> SET PROBLEM: Tally the lines containing "ylabel" and report the number alone.

> PROVIDED INFORMATION:
/---

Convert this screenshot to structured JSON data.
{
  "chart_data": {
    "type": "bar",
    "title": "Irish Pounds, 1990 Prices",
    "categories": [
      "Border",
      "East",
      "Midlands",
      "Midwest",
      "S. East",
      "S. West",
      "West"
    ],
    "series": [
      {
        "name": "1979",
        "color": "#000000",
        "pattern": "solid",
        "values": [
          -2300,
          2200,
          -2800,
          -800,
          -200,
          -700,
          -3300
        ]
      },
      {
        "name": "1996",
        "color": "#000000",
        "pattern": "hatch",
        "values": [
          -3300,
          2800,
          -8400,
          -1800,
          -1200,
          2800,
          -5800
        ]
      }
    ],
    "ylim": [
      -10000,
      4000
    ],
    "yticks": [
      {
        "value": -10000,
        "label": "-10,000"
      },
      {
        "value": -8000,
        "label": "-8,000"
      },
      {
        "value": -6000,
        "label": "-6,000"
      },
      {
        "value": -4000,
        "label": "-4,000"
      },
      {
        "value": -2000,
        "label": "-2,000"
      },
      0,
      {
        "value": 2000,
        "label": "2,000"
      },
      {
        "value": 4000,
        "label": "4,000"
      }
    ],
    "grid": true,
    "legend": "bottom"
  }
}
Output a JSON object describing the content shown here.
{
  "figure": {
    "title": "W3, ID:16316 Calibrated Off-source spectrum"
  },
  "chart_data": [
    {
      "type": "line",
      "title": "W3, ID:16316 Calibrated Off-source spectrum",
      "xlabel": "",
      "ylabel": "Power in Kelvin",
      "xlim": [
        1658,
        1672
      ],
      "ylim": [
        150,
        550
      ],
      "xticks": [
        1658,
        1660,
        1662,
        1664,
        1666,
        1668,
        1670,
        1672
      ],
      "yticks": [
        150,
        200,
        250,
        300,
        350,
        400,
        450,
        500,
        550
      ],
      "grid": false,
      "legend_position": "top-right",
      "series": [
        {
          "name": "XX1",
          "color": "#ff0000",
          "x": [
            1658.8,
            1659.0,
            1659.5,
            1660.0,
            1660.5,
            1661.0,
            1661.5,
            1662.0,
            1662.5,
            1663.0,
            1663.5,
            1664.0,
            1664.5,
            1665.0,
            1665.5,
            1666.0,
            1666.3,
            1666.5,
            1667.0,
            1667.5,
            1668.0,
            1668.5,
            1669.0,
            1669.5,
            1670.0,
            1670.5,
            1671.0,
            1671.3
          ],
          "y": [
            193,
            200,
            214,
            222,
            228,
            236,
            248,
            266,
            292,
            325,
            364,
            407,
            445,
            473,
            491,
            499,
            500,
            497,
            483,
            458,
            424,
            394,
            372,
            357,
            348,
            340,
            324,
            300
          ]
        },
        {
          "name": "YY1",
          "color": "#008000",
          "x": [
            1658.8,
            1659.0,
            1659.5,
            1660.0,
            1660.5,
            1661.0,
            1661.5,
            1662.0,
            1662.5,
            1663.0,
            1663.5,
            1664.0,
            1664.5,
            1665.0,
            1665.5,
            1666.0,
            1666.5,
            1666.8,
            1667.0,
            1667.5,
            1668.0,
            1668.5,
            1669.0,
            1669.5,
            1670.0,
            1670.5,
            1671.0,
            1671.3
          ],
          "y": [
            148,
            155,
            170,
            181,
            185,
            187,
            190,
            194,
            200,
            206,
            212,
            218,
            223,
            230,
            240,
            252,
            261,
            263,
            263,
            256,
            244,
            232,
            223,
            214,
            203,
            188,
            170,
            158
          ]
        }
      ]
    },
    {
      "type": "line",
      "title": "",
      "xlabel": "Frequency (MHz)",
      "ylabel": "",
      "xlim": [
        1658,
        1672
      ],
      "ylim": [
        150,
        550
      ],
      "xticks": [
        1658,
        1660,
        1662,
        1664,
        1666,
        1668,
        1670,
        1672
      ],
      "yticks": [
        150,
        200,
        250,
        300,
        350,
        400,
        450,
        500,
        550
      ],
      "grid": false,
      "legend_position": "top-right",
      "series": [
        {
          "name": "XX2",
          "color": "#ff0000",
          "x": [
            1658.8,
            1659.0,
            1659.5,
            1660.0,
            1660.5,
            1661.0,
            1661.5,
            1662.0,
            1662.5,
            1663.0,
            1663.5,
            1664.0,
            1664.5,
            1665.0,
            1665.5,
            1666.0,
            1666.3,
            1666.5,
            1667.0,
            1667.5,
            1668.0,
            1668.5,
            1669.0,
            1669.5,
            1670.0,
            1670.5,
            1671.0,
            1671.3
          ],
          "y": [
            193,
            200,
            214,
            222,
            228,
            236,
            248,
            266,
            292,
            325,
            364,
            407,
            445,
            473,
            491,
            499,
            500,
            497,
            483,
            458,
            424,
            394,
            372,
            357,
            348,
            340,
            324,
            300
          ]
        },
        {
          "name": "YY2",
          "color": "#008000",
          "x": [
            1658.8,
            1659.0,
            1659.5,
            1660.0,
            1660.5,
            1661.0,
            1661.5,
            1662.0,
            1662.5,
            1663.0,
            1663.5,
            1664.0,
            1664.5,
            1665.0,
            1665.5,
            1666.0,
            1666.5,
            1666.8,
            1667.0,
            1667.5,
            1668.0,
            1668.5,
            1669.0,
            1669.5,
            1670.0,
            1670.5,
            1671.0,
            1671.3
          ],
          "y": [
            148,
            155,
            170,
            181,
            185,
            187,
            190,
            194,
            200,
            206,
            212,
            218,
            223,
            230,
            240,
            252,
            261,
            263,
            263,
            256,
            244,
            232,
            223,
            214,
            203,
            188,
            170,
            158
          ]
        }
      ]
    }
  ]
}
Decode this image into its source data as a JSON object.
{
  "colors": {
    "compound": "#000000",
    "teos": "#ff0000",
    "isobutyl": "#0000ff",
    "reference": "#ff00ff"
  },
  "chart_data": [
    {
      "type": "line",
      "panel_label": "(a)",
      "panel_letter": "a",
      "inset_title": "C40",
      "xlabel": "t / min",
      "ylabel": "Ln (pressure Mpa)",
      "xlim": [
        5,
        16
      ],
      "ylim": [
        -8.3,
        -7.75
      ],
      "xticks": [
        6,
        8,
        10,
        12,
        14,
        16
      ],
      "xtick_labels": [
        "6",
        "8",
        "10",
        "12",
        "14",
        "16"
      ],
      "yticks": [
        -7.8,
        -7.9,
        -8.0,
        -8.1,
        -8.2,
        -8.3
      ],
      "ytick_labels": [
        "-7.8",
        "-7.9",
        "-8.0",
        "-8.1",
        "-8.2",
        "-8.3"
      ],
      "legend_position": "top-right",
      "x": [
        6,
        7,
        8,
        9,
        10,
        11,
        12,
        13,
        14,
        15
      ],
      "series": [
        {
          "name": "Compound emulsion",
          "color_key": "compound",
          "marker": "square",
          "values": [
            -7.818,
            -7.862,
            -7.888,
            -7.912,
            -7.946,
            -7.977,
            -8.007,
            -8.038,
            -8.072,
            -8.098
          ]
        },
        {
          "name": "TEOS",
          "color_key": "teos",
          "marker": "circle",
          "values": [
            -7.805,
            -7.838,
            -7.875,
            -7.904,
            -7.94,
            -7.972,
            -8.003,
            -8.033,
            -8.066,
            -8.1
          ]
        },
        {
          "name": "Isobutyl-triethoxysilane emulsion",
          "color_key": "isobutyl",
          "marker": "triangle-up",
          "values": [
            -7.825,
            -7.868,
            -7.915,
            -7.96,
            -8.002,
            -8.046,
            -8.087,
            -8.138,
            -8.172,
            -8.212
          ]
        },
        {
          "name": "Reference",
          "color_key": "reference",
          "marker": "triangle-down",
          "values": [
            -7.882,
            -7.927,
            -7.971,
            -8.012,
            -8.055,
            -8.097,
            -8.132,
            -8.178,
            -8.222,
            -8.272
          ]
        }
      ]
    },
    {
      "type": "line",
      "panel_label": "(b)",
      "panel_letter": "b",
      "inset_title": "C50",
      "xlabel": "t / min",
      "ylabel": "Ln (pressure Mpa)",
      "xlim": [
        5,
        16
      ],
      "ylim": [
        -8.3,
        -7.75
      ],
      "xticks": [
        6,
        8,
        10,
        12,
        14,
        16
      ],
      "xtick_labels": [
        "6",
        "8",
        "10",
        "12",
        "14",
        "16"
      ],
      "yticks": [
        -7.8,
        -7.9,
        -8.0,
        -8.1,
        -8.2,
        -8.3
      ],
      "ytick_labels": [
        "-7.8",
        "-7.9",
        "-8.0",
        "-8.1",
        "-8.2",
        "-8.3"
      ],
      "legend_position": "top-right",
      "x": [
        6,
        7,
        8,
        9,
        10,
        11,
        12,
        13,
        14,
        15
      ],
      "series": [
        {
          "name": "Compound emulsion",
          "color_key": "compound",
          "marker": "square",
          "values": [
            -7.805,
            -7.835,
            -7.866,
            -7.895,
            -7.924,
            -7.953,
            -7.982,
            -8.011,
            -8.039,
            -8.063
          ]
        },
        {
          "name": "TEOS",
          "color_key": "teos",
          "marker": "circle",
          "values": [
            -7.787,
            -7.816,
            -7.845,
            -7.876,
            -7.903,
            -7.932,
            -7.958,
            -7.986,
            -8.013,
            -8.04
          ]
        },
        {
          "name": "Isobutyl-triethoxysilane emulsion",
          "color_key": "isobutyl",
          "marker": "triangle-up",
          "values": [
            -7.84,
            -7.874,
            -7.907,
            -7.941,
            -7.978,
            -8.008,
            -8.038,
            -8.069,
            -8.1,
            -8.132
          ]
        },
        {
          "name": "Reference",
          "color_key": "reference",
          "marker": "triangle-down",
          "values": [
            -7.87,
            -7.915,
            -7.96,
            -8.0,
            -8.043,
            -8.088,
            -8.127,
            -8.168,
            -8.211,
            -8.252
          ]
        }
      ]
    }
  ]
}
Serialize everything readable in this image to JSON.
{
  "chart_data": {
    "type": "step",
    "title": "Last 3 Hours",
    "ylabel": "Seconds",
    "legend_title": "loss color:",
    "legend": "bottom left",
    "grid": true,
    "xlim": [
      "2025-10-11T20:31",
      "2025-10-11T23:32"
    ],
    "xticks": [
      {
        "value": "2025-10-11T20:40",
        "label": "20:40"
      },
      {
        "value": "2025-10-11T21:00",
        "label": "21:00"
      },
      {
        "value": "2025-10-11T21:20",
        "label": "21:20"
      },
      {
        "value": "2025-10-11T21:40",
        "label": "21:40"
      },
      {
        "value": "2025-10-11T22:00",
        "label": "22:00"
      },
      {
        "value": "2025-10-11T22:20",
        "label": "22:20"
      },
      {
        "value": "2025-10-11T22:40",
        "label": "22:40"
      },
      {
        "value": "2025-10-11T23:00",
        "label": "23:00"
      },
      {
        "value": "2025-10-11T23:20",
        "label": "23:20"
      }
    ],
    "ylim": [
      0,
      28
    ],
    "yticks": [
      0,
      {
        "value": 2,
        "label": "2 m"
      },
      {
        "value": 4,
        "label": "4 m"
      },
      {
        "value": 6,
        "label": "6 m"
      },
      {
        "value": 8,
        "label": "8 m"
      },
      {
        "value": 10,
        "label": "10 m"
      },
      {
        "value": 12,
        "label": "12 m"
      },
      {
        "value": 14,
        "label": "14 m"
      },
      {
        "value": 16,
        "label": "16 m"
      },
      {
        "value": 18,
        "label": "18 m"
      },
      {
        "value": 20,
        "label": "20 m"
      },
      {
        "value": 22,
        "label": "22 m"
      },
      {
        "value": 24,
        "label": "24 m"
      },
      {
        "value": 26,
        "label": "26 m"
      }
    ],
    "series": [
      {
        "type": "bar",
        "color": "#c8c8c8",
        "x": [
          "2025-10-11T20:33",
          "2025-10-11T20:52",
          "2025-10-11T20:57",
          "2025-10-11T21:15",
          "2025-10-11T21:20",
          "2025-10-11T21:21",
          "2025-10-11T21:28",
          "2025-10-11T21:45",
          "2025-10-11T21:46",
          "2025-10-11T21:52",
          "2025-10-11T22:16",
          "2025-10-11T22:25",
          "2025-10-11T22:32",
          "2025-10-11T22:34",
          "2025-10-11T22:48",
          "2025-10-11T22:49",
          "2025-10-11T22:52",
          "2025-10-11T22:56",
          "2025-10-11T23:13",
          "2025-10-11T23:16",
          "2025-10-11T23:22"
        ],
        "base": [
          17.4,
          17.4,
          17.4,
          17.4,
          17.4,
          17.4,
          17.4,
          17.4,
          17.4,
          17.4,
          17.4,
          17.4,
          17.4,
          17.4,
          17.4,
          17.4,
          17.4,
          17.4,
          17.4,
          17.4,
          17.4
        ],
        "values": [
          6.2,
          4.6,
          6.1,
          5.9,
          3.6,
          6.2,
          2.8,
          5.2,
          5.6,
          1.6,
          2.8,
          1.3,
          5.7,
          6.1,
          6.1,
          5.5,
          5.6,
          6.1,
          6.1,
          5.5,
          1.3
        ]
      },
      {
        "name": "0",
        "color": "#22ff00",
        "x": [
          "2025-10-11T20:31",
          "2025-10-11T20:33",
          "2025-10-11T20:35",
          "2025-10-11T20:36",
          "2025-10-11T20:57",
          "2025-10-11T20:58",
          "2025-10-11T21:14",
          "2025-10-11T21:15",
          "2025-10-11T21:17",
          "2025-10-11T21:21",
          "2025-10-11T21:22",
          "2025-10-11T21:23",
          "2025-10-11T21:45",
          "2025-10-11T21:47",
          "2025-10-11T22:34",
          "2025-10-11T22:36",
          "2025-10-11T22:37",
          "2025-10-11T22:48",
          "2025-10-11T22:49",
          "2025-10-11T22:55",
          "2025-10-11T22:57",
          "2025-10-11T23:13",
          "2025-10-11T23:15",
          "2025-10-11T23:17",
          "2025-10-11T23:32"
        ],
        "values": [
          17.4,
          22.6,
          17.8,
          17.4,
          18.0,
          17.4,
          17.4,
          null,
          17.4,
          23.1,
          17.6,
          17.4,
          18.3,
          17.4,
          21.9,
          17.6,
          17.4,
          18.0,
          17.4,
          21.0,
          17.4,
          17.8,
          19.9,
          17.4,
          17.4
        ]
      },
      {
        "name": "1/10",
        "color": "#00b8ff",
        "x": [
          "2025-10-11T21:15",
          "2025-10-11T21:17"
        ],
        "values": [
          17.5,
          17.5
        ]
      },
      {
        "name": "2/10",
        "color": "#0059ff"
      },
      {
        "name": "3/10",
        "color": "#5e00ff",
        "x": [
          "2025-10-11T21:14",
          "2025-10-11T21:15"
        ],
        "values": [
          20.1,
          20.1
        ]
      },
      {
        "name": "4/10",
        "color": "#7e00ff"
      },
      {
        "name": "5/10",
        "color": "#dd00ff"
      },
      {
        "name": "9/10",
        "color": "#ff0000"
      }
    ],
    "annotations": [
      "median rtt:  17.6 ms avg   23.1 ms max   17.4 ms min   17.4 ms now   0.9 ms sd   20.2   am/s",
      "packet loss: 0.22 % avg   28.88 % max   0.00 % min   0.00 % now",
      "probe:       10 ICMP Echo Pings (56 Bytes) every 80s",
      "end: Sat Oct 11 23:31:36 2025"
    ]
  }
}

\---

> SOLUTION: 5